## Texto para analizar
::::::::

Es claro que en la sociedad capitalista la persona es útil mientras sea productiva, rentable. Cuando ya no lo es, la situación suele ser muy desfavorable para las clases pobres:   

En la vejez los explotados están condenados, sino a la miseria, por lo menos a una gran pobreza, a alojamientos incómodos, a la soledad, lo que les produce un sentimiento de decadencia y una ansiedad generalizada. Se hunden en un embotamiento que repercute en el organismo; incluso las enfermedades mentales que los afectan son en gran parte producto del sistema”.

En este sentido, los viejos son también los condenados de la tierra, los trastos viejos arrumados abandonados al tiempo implacable que todo lo devora, que devora la vida y que carcome los restos; que aniquila el porvenir y sus posibilidades. De tal manera que son muy pocos los ancianos que viven una vejez plácida, ciceroniana, acompañados por los familiares, por los nietos, tal como ocurre en mayor medida en algunas familias de Latinoamérica donde esa cercanía con los ancianos es mayor que en la vieja Europa.

Hay que decir que la vejez trae también una relación distinta con el tiempo. Si el tiempo puede considerarse: “la forma del sentido interno, o sea de nuestra propia observación de nosotros mismos y de nuestra condición” (Jean Amery), a medida que envejecemos, sentimos que aumenta el pasado y se acorta el futuro. Este es un dato objetivo. Envejecer es volverse, ante todo, tiempo sedimentado, experiencia encarnada, pero a la vez, es volverse imposibilidad. Al ser el futuro más corto, disminuyen las expectativas, los proyectos, los planes. El viejo vive más en el pasado. Su experiencia del presente decrece, aumenta la evocación; y los recuerdos, que deben verse como memoria en acto que actualiza los hechos, pierden intensidad. Los recuerdos aparecen lejanos, dejan de ser vívidos, intensos…se vuelven opacos. Su irrupción ya no estremece con la misma intensidad: las alegrías aparecen más derruidas para quien recuerda, y los dolores pasados suelen parecer más soportables.

::::::::

## Registros proporcionados
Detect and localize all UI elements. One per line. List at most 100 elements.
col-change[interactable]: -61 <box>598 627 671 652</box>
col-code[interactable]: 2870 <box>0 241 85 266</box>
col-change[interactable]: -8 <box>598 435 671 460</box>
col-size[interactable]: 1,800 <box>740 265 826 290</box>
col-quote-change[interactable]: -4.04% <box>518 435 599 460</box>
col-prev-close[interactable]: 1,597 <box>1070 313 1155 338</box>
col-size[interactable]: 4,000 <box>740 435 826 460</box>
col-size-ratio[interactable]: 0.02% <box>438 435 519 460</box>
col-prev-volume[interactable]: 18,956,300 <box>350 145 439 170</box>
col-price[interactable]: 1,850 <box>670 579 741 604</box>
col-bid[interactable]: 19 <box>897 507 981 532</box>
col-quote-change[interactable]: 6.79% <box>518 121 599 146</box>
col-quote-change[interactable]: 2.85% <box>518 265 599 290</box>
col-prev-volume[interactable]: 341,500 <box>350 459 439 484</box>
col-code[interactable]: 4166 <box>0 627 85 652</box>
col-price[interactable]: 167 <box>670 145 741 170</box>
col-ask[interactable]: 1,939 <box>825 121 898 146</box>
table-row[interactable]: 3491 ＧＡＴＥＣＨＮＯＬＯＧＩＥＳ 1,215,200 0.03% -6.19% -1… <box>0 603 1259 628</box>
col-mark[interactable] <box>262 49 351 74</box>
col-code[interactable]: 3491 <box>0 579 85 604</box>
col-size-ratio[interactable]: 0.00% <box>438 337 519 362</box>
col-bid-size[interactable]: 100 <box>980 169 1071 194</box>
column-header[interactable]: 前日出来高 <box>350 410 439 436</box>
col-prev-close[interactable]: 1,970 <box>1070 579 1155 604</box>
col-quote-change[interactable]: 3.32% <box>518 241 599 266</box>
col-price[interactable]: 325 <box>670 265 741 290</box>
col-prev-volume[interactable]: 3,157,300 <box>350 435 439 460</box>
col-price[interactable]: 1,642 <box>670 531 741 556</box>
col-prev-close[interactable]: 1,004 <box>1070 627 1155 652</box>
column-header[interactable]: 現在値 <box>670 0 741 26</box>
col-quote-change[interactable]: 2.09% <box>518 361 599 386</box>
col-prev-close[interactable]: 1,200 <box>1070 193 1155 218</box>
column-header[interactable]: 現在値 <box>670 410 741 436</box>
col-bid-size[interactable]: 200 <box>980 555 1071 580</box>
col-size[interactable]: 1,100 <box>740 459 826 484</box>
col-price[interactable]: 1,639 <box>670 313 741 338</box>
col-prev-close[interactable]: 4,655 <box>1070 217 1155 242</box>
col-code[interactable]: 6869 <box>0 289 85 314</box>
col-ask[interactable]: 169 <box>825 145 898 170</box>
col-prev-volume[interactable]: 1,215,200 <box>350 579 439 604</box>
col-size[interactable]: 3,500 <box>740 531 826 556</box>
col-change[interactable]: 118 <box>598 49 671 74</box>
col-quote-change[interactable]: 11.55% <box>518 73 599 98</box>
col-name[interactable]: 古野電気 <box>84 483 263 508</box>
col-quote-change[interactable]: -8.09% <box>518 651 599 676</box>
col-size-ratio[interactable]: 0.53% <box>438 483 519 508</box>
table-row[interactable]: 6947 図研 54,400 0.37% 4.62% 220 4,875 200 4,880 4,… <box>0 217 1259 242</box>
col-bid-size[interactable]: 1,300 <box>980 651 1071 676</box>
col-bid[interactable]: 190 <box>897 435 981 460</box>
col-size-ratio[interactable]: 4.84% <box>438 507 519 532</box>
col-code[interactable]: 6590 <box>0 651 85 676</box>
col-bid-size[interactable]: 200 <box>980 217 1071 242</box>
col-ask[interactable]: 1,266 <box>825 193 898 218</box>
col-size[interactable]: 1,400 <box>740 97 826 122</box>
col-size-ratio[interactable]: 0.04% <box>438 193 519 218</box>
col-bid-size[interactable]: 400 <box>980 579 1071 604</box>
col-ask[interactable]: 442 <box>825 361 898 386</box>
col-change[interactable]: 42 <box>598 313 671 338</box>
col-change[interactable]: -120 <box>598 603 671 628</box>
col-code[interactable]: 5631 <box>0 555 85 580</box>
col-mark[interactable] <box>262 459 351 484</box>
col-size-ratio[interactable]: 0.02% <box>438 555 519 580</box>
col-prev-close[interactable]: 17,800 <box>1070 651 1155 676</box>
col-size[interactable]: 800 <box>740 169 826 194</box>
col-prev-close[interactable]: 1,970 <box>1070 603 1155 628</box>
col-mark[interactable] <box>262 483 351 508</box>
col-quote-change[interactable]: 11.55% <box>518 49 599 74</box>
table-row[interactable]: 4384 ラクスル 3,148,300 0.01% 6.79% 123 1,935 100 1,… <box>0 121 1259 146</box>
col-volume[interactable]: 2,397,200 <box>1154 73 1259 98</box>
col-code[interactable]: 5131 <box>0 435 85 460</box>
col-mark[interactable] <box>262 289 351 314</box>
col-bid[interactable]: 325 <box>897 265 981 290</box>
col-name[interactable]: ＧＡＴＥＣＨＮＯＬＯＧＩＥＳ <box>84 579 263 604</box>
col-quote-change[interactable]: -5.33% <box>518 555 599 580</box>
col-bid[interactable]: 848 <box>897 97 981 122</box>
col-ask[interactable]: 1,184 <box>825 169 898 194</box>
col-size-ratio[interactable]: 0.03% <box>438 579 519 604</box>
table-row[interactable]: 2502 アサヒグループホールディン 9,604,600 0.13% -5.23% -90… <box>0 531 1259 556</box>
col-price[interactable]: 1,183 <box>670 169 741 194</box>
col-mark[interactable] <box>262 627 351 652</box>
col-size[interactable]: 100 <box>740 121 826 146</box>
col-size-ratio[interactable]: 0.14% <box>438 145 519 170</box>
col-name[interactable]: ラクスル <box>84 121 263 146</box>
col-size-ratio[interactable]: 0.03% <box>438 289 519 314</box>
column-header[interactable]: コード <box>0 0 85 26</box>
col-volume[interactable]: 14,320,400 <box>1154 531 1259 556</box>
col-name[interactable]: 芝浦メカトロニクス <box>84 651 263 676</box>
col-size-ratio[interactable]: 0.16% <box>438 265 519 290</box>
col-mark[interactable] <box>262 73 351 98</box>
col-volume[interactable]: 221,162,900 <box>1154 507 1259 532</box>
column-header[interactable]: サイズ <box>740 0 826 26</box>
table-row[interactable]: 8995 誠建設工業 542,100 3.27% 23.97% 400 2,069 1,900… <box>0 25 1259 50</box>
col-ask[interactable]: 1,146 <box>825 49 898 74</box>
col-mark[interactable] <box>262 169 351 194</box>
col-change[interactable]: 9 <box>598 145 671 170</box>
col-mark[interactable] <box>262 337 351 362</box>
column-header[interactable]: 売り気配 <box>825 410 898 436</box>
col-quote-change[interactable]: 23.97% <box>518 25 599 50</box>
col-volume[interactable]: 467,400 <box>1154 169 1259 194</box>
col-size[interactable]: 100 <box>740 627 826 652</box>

::::::::

## Descripción del problema
Copia sin cambios el pasaje del texto sobre la vejez que va desde "En este sentido, los" hasta "la vieja Europa.".

## Respuesta al ejercicio
En este sentido, los viejos son también los condenados de la tierra, los trastos viejos arrumados abandonados al tiempo implacable que todo lo devora, que devora la vida y que carcome los restos; que aniquila el porvenir y sus posibilidades. De tal manera que son muy pocos los ancianos que viven una vejez plácida, ciceroniana, acompañados por los familiares, por los nietos, tal como ocurre en mayor medida en algunas familias de Latinoamérica donde esa cercanía con los ancianos es mayor que en la vieja Europa.